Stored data

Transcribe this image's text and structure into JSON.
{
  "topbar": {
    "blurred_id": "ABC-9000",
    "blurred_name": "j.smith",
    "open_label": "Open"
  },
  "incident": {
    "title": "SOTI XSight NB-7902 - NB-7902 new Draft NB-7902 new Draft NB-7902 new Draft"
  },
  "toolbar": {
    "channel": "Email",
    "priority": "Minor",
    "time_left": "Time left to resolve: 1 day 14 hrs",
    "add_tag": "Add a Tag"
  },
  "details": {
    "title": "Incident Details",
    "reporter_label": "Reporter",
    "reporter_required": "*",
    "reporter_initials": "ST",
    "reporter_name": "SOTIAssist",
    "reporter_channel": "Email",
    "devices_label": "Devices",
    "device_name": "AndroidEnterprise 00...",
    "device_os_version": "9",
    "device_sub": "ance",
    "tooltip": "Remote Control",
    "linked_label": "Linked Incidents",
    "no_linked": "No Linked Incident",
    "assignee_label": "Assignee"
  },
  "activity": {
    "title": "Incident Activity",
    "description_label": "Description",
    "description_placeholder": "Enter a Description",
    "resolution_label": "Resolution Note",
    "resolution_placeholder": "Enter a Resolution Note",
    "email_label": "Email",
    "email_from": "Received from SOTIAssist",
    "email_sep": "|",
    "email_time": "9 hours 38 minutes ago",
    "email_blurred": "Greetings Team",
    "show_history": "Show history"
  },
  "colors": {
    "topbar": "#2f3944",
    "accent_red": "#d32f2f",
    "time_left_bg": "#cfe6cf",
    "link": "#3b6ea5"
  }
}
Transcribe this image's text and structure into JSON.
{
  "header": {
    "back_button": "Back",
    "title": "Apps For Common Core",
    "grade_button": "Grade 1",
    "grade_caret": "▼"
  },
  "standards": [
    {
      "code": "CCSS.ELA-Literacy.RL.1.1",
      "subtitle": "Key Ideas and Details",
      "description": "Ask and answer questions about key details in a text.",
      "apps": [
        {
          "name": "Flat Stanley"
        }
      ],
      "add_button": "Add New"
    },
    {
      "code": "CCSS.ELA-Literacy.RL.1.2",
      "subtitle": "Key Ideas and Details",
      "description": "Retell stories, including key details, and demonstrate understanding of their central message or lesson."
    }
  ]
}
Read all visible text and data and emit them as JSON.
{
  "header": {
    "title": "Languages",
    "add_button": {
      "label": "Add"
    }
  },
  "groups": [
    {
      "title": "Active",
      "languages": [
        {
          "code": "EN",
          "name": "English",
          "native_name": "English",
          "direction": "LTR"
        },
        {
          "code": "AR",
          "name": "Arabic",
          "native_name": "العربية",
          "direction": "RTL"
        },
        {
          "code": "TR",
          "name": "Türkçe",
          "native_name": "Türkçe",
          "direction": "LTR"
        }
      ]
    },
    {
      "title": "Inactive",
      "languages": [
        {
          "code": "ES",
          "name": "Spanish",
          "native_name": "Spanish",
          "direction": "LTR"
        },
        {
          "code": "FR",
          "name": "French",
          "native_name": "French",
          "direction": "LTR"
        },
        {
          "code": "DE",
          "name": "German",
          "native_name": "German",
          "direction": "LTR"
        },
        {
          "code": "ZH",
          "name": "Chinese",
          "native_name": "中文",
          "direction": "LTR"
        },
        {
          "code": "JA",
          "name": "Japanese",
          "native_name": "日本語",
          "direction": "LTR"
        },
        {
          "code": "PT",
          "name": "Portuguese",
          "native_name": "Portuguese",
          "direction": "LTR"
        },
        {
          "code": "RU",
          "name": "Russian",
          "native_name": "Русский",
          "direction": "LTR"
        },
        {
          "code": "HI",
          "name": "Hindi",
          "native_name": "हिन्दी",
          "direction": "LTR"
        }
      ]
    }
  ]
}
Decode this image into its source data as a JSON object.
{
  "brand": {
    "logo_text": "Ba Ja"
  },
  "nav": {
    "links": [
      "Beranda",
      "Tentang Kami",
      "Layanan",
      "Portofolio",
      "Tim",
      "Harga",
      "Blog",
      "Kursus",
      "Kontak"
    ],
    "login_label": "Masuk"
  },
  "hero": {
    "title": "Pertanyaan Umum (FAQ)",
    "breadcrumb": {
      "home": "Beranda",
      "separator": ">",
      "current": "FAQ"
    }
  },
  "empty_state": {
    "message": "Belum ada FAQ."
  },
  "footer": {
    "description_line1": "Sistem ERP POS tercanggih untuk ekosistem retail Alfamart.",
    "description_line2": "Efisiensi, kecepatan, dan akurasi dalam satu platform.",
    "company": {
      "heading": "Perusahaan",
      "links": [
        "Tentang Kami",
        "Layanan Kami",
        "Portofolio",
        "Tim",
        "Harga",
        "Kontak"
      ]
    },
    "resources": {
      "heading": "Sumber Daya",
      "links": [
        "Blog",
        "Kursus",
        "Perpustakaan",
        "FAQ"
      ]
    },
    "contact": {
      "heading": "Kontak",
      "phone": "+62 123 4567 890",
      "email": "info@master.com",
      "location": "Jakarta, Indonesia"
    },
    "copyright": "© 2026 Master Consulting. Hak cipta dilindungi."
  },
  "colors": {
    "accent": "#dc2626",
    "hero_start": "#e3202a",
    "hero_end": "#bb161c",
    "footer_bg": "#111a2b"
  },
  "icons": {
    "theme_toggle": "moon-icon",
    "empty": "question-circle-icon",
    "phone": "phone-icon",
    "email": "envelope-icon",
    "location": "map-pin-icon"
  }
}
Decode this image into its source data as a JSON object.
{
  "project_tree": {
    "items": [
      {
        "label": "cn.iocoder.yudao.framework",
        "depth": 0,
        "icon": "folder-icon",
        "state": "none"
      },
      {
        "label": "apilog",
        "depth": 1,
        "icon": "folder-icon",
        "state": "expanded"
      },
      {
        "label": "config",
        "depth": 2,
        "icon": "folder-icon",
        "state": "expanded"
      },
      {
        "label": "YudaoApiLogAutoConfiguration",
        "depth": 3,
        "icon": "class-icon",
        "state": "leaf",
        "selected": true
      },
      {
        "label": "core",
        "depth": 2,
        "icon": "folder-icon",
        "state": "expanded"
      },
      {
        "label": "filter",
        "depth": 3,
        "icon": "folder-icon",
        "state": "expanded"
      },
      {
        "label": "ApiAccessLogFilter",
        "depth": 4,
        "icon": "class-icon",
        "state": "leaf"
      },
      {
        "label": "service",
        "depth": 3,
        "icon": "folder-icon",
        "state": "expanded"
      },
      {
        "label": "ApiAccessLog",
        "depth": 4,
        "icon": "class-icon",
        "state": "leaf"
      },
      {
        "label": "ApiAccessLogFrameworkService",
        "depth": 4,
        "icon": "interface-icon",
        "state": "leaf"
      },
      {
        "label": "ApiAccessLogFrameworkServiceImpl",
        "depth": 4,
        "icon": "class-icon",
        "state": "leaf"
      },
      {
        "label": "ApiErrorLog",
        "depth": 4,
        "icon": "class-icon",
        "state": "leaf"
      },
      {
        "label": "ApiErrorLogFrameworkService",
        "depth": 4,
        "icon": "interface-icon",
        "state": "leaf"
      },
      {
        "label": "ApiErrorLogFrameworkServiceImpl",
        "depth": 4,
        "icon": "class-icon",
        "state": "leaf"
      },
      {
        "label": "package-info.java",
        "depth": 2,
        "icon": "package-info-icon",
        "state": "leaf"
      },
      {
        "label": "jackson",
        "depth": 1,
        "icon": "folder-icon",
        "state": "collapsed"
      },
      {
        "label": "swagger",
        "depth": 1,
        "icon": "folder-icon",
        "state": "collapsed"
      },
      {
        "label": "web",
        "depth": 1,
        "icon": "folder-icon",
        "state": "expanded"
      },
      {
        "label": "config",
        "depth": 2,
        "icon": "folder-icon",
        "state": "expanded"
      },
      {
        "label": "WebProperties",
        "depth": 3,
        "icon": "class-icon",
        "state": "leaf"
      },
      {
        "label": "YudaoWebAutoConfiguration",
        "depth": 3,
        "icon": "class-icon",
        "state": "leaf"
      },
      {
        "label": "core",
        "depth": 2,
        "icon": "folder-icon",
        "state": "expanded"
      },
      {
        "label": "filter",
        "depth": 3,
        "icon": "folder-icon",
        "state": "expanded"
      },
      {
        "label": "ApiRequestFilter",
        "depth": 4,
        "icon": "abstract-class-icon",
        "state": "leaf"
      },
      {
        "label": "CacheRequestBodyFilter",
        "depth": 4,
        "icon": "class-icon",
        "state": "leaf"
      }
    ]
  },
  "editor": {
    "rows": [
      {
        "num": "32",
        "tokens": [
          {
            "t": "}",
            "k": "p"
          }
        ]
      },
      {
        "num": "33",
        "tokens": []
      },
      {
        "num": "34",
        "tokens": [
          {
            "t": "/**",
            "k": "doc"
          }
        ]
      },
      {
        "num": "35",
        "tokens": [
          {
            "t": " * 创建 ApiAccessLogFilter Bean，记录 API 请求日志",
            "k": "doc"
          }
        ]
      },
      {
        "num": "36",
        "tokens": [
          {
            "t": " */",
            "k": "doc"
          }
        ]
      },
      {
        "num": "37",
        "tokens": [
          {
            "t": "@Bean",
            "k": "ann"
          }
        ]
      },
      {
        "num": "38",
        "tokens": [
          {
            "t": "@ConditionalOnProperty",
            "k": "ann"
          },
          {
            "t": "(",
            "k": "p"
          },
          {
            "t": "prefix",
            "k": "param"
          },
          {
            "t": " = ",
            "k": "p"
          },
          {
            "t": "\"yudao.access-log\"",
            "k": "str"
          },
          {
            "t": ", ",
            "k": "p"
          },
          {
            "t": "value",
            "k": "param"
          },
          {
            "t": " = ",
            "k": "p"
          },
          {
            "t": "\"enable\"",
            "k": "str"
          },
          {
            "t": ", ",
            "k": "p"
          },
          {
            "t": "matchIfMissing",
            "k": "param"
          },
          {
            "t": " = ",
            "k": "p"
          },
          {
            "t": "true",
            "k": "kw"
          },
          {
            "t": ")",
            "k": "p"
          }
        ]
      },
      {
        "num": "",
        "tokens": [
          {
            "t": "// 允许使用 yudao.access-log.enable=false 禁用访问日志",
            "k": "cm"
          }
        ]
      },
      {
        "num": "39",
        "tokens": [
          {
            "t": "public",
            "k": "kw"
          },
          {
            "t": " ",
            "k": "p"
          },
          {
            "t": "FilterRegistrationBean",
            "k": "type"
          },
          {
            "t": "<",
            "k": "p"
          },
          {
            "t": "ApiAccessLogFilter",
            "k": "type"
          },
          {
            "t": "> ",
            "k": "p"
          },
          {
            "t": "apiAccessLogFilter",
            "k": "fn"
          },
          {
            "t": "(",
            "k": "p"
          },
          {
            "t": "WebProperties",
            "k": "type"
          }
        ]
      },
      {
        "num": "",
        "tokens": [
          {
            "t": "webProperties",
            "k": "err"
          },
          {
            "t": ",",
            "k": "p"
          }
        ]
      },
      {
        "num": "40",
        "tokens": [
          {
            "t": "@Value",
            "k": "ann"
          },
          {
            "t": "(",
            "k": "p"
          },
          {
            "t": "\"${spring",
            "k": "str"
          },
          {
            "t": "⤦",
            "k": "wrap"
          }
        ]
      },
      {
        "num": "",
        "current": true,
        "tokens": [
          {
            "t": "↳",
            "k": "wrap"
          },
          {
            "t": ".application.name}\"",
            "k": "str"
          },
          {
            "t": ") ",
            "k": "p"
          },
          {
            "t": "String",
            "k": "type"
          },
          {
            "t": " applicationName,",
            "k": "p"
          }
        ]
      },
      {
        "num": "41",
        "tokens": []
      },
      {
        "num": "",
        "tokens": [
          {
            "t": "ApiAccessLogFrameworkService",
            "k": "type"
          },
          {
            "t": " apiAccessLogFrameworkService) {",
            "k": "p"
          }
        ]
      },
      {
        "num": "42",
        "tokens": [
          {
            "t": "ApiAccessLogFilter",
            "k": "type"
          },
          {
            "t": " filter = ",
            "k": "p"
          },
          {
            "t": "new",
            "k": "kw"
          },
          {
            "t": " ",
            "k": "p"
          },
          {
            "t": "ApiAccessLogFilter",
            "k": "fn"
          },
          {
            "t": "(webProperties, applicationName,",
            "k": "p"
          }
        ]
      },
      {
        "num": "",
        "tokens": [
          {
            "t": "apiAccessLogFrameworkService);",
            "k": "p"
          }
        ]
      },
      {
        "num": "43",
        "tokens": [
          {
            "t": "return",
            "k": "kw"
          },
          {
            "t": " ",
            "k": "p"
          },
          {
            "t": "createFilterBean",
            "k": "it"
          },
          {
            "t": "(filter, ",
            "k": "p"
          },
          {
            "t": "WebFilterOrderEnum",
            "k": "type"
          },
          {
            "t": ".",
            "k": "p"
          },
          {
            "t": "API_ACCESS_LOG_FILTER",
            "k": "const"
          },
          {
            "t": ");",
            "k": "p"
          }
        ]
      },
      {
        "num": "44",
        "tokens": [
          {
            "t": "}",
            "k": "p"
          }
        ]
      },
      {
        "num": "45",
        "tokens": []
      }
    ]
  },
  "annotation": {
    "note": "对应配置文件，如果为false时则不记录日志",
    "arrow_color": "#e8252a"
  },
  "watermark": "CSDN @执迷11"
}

_Objective_:
Go through the data and gather every line that holds "heading".

_Output of the task_:
      "heading": "Perusahaan",
      "heading": "Sumber Daya",
      "heading": "Kontak",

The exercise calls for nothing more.